- Task to complete -
The exercise asks for every line of the data to be reproduced exactly.

- Excerpted data -
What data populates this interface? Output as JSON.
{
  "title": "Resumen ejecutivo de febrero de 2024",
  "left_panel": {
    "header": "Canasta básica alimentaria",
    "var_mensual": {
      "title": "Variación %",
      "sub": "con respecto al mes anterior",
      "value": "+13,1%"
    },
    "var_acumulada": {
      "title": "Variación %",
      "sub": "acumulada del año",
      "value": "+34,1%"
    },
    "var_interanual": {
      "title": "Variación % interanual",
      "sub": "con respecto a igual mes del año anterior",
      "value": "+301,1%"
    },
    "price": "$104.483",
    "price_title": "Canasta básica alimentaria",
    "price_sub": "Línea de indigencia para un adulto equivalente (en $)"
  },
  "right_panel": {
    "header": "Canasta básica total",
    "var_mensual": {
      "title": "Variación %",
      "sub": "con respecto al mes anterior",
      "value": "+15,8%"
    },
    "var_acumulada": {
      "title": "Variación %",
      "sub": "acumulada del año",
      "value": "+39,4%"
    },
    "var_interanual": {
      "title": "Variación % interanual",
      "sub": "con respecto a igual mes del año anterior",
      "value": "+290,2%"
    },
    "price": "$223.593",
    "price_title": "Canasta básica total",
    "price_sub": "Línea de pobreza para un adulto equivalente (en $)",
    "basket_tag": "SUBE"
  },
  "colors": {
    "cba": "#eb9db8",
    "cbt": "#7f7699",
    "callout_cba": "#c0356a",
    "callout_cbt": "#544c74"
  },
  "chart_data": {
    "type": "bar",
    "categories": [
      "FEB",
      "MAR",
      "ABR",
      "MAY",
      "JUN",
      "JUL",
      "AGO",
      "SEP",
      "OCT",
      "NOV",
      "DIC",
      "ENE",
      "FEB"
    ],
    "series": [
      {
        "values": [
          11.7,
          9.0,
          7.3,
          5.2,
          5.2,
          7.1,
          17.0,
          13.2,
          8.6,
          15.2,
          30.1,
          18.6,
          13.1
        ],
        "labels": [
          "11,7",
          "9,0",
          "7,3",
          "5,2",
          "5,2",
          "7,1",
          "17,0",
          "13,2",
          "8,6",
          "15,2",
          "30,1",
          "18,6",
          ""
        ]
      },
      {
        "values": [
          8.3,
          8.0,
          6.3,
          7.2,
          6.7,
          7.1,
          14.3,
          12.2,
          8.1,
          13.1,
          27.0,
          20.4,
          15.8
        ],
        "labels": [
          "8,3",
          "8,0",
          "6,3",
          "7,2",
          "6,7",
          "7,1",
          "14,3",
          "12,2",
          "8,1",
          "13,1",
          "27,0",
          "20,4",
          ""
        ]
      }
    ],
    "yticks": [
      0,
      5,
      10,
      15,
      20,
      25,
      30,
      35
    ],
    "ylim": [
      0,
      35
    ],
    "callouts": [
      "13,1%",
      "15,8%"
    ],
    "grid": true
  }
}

- Correct response -
What data populates this interface? Output as JSON.
{
  "title": "Resumen ejecutivo de febrero de 2024",
  "left_panel": {
    "header": "Canasta básica alimentaria",
    "var_mensual": {
      "title": "Variación %",
      "sub": "con respecto al mes anterior",
      "value": "+13,1%"
    },
    "var_acumulada": {
      "title": "Variación %",
      "sub": "acumulada del año",
      "value": "+34,1%"
    },
    "var_interanual": {
      "title": "Variación % interanual",
      "sub": "con respecto a igual mes del año anterior",
      "value": "+301,1%"
    },
    "price": "$104.483",
    "price_title": "Canasta básica alimentaria",
    "price_sub": "Línea de indigencia para un adulto equivalente (en $)"
  },
  "right_panel": {
    "header": "Canasta básica total",
    "var_mensual": {
      "title": "Variación %",
      "sub": "con respecto al mes anterior",
      "value": "+15,8%"
    },
    "var_acumulada": {
      "title": "Variación %",
      "sub": "acumulada del año",
      "value": "+39,4%"
    },
    "var_interanual": {
      "title": "Variación % interanual",
      "sub": "con respecto a igual mes del año anterior",
      "value": "+290,2%"
    },
    "price": "$223.593",
    "price_title": "Canasta básica total",
    "price_sub": "Línea de pobreza para un adulto equivalente (en $)",
    "basket_tag": "SUBE"
  },
  "colors": {
    "cba": "#eb9db8",
    "cbt": "#7f7699",
    "callout_cba": "#c0356a",
    "callout_cbt": "#544c74"
  },
  "chart_data": {
    "type": "bar",
    "categories": [
      "FEB",
      "MAR",
      "ABR",
      "MAY",
      "JUN",
      "JUL",
      "AGO",
      "SEP",
      "OCT",
      "NOV",
      "DIC",
      "ENE",
      "FEB"
    ],
    "series": [
      {
        "values": [
          11.7,
          9.0,
          7.3,
          5.2,
          5.2,
          7.1,
          17.0,
          13.2,
          8.6,
          15.2,
          30.1,
          18.6,
          13.1
        ],
        "labels": [
          "11,7",
          "9,0",
          "7,3",
          "5,2",
          "5,2",
          "7,1",
          "17,0",
          "13,2",
          "8,6",
          "15,2",
          "30,1",
          "18,6",
          ""
        ]
      },
      {
        "values": [
          8.3,
          8.0,
          6.3,
          7.2,
          6.7,
          7.1,
          14.3,
          12.2,
          8.1,
          13.1,
          27.0,
          20.4,
          15.8
        ],
        "labels": [
          "8,3",
          "8,0",
          "6,3",
          "7,2",
          "6,7",
          "7,1",
          "14,3",
          "12,2",
          "8,1",
          "13,1",
          "27,0",
          "20,4",
          ""
        ]
      }
    ],
    "yticks": [
      0,
      5,
      10,
      15,
      20,
      25,
      30,
      35
    ],
    "ylim": [
      0,
      35
    ],
    "callouts": [
      "13,1%",
      "15,8%"
    ],
    "grid": true
  }
}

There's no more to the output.